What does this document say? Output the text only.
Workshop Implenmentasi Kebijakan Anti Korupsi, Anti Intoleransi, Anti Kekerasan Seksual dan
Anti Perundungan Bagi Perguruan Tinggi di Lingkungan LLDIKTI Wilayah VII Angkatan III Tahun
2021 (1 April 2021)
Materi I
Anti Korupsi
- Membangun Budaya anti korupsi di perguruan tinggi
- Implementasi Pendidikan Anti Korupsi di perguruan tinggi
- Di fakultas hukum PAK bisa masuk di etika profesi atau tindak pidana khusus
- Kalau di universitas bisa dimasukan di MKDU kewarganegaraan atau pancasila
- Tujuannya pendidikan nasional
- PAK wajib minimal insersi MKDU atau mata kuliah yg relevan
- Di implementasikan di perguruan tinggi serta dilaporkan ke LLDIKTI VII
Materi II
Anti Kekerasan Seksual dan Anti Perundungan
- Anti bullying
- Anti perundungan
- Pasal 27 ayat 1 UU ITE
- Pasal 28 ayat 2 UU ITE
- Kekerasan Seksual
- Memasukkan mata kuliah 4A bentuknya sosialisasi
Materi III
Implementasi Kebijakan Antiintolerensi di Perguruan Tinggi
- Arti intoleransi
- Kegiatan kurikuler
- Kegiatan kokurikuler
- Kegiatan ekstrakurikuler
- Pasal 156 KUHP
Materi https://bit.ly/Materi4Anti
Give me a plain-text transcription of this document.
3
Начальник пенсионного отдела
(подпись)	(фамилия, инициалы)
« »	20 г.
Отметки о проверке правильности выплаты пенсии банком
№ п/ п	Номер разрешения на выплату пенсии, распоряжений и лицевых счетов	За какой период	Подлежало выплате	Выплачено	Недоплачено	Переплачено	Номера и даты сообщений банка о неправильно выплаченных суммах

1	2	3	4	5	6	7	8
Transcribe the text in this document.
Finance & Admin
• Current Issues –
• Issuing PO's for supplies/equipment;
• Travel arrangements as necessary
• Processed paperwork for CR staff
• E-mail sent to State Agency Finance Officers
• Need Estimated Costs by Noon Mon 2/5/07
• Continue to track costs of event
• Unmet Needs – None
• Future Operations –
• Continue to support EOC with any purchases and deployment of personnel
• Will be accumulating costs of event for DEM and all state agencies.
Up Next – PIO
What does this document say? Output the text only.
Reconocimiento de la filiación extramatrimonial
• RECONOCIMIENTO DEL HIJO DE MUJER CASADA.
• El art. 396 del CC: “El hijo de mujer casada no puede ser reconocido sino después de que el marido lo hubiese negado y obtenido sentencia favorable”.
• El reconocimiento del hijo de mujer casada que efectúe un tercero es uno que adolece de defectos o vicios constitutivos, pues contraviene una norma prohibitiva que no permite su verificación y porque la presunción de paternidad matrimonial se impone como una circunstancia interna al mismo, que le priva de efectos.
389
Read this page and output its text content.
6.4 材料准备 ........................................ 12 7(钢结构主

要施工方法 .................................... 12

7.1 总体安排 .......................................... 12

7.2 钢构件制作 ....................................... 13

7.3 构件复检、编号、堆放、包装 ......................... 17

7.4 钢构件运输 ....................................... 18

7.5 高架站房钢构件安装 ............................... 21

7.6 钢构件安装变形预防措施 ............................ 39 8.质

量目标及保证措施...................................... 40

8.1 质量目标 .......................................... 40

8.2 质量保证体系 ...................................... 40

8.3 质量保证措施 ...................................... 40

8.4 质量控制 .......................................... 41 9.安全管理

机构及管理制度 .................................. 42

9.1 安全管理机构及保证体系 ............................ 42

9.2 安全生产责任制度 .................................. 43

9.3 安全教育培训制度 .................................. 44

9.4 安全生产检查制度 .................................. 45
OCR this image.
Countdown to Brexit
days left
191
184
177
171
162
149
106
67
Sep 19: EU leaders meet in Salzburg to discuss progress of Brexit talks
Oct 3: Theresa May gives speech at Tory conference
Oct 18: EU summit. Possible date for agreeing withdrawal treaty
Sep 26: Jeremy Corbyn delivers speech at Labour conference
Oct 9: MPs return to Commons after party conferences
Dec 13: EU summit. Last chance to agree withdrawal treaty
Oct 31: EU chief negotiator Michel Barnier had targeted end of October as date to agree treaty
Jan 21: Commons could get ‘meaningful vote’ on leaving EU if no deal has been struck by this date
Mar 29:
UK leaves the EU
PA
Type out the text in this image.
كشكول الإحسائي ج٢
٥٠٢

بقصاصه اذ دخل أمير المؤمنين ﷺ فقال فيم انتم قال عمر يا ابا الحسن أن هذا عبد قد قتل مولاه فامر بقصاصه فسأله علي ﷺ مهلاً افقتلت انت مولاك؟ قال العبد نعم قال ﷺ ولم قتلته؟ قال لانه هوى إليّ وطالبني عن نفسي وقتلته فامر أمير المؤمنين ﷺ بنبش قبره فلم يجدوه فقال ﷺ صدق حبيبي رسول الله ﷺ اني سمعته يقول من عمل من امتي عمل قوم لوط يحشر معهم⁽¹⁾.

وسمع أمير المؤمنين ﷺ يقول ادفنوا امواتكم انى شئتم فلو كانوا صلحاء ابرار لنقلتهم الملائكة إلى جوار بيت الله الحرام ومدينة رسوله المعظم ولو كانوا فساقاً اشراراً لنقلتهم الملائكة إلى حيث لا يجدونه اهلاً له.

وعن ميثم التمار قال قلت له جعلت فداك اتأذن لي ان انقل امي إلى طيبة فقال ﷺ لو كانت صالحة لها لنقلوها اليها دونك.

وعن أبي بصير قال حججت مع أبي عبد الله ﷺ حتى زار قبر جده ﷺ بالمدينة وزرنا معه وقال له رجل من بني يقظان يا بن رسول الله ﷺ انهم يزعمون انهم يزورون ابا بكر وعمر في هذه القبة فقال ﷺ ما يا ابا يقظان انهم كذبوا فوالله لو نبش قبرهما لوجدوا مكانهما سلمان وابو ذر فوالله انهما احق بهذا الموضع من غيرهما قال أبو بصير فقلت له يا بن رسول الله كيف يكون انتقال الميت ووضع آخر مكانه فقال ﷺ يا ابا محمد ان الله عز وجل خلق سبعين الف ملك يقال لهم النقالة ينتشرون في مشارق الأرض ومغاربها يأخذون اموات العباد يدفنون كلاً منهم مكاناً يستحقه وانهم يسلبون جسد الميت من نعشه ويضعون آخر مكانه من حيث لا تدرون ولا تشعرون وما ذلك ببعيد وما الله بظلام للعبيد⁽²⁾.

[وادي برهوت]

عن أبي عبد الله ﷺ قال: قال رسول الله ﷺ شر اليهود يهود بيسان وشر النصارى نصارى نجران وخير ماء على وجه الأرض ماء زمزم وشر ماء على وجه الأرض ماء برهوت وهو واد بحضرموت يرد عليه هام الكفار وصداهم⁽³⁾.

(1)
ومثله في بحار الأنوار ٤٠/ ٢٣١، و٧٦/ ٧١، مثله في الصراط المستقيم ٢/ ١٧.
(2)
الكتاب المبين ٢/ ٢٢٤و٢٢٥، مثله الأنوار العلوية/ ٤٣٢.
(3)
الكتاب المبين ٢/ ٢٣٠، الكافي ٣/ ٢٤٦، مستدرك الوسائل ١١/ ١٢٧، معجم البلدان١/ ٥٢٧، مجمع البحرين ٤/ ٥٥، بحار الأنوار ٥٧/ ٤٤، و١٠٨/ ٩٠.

= = =

PROBLEM DESCRIPTION ▸ Each entry must be reproduced verbatim.

FINAL RESULT ▸
What does this document say? Output the text only.
Workshop Implenmentasi Kebijakan Anti Korupsi, Anti Intoleransi, Anti Kekerasan Seksual dan
Anti Perundungan Bagi Perguruan Tinggi di Lingkungan LLDIKTI Wilayah VII Angkatan III Tahun
2021 (1 April 2021)
Materi I
Anti Korupsi
- Membangun Budaya anti korupsi di perguruan tinggi
- Implementasi Pendidikan Anti Korupsi di perguruan tinggi
- Di fakultas hukum PAK bisa masuk di etika profesi atau tindak pidana khusus
- Kalau di universitas bisa dimasukan di MKDU kewarganegaraan atau pancasila
- Tujuannya pendidikan nasional
- PAK wajib minimal insersi MKDU atau mata kuliah yg relevan
- Di implementasikan di perguruan tinggi serta dilaporkan ke LLDIKTI VII
Materi II
Anti Kekerasan Seksual dan Anti Perundungan
- Anti bullying
- Anti perundungan
- Pasal 27 ayat 1 UU ITE
- Pasal 28 ayat 2 UU ITE
- Kekerasan Seksual
- Memasukkan mata kuliah 4A bentuknya sosialisasi
Materi III
Implementasi Kebijakan Antiintolerensi di Perguruan Tinggi
- Arti intoleransi
- Kegiatan kurikuler
- Kegiatan kokurikuler
- Kegiatan ekstrakurikuler
- Pasal 156 KUHP
Materi https://bit.ly/Materi4Anti
Give me a plain-text transcription of this document.
3
Начальник пенсионного отдела
(подпись)	(фамилия, инициалы)
« »	20 г.
Отметки о проверке правильности выплаты пенсии банком
№ п/ п	Номер разрешения на выплату пенсии, распоряжений и лицевых счетов	За какой период	Подлежало выплате	Выплачено	Недоплачено	Переплачено	Номера и даты сообщений банка о неправильно выплаченных суммах

1	2	3	4	5	6	7	8
Transcribe the text in this document.
Finance & Admin
• Current Issues –
• Issuing PO's for supplies/equipment;
• Travel arrangements as necessary
• Processed paperwork for CR staff
• E-mail sent to State Agency Finance Officers
• Need Estimated Costs by Noon Mon 2/5/07
• Continue to track costs of event
• Unmet Needs – None
• Future Operations –
• Continue to support EOC with any purchases and deployment of personnel
• Will be accumulating costs of event for DEM and all state agencies.
Up Next – PIO
What does this document say? Output the text only.
Reconocimiento de la filiación extramatrimonial
• RECONOCIMIENTO DEL HIJO DE MUJER CASADA.
• El art. 396 del CC: “El hijo de mujer casada no puede ser reconocido sino después de que el marido lo hubiese negado y obtenido sentencia favorable”.
• El reconocimiento del hijo de mujer casada que efectúe un tercero es uno que adolece de defectos o vicios constitutivos, pues contraviene una norma prohibitiva que no permite su verificación y porque la presunción de paternidad matrimonial se impone como una circunstancia interna al mismo, que le priva de efectos.
389
Read this page and output its text content.
6.4 材料准备 ........................................ 12 7(钢结构主

要施工方法 .................................... 12

7.1 总体安排 .......................................... 12

7.2 钢构件制作 ....................................... 13

7.3 构件复检、编号、堆放、包装 ......................... 17

7.4 钢构件运输 ....................................... 18

7.5 高架站房钢构件安装 ............................... 21

7.6 钢构件安装变形预防措施 ............................ 39 8.质

量目标及保证措施...................................... 40

8.1 质量目标 .......................................... 40

8.2 质量保证体系 ...................................... 40

8.3 质量保证措施 ...................................... 40

8.4 质量控制 .......................................... 41 9.安全管理

机构及管理制度 .................................. 42

9.1 安全管理机构及保证体系 ............................ 42

9.2 安全生产责任制度 .................................. 43

9.3 安全教育培训制度 .................................. 44

9.4 安全生产检查制度 .................................. 45
OCR this image.
Countdown to Brexit
days left
191
184
177
171
162
149
106
67
Sep 19: EU leaders meet in Salzburg to discuss progress of Brexit talks
Oct 3: Theresa May gives speech at Tory conference
Oct 18: EU summit. Possible date for agreeing withdrawal treaty
Sep 26: Jeremy Corbyn delivers speech at Labour conference
Oct 9: MPs return to Commons after party conferences
Dec 13: EU summit. Last chance to agree withdrawal treaty
Oct 31: EU chief negotiator Michel Barnier had targeted end of October as date to agree treaty
Jan 21: Commons could get ‘meaningful vote’ on leaving EU if no deal has been struck by this date
Mar 29:
UK leaves the EU
PA
Type out the text in this image.
كشكول الإحسائي ج٢
٥٠٢

بقصاصه اذ دخل أمير المؤمنين ﷺ فقال فيم انتم قال عمر يا ابا الحسن أن هذا عبد قد قتل مولاه فامر بقصاصه فسأله علي ﷺ مهلاً افقتلت انت مولاك؟ قال العبد نعم قال ﷺ ولم قتلته؟ قال لانه هوى إليّ وطالبني عن نفسي وقتلته فامر أمير المؤمنين ﷺ بنبش قبره فلم يجدوه فقال ﷺ صدق حبيبي رسول الله ﷺ اني سمعته يقول من عمل من امتي عمل قوم لوط يحشر معهم⁽¹⁾.

وسمع أمير المؤمنين ﷺ يقول ادفنوا امواتكم انى شئتم فلو كانوا صلحاء ابرار لنقلتهم الملائكة إلى جوار بيت الله الحرام ومدينة رسوله المعظم ولو كانوا فساقاً اشراراً لنقلتهم الملائكة إلى حيث لا يجدونه اهلاً له.

وعن ميثم التمار قال قلت له جعلت فداك اتأذن لي ان انقل امي إلى طيبة فقال ﷺ لو كانت صالحة لها لنقلوها اليها دونك.

وعن أبي بصير قال حججت مع أبي عبد الله ﷺ حتى زار قبر جده ﷺ بالمدينة وزرنا معه وقال له رجل من بني يقظان يا بن رسول الله ﷺ انهم يزعمون انهم يزورون ابا بكر وعمر في هذه القبة فقال ﷺ ما يا ابا يقظان انهم كذبوا فوالله لو نبش قبرهما لوجدوا مكانهما سلمان وابو ذر فوالله انهما احق بهذا الموضع من غيرهما قال أبو بصير فقلت له يا بن رسول الله كيف يكون انتقال الميت ووضع آخر مكانه فقال ﷺ يا ابا محمد ان الله عز وجل خلق سبعين الف ملك يقال لهم النقالة ينتشرون في مشارق الأرض ومغاربها يأخذون اموات العباد يدفنون كلاً منهم مكاناً يستحقه وانهم يسلبون جسد الميت من نعشه ويضعون آخر مكانه من حيث لا تدرون ولا تشعرون وما ذلك ببعيد وما الله بظلام للعبيد⁽²⁾.

[وادي برهوت]

عن أبي عبد الله ﷺ قال: قال رسول الله ﷺ شر اليهود يهود بيسان وشر النصارى نصارى نجران وخير ماء على وجه الأرض ماء زمزم وشر ماء على وجه الأرض ماء برهوت وهو واد بحضرموت يرد عليه هام الكفار وصداهم⁽³⁾.

(1)
ومثله في بحار الأنوار ٤٠/ ٢٣١، و٧٦/ ٧١، مثله في الصراط المستقيم ٢/ ١٧.
(2)
الكتاب المبين ٢/ ٢٢٤و٢٢٥، مثله الأنوار العلوية/ ٤٣٢.
(3)
الكتاب المبين ٢/ ٢٣٠، الكافي ٣/ ٢٤٦، مستدرك الوسائل ١١/ ١٢٧، معجم البلدان١/ ٥٢٧، مجمع البحرين ٤/ ٥٥، بحار الأنوار ٥٧/ ٤٤، و١٠٨/ ٩٠.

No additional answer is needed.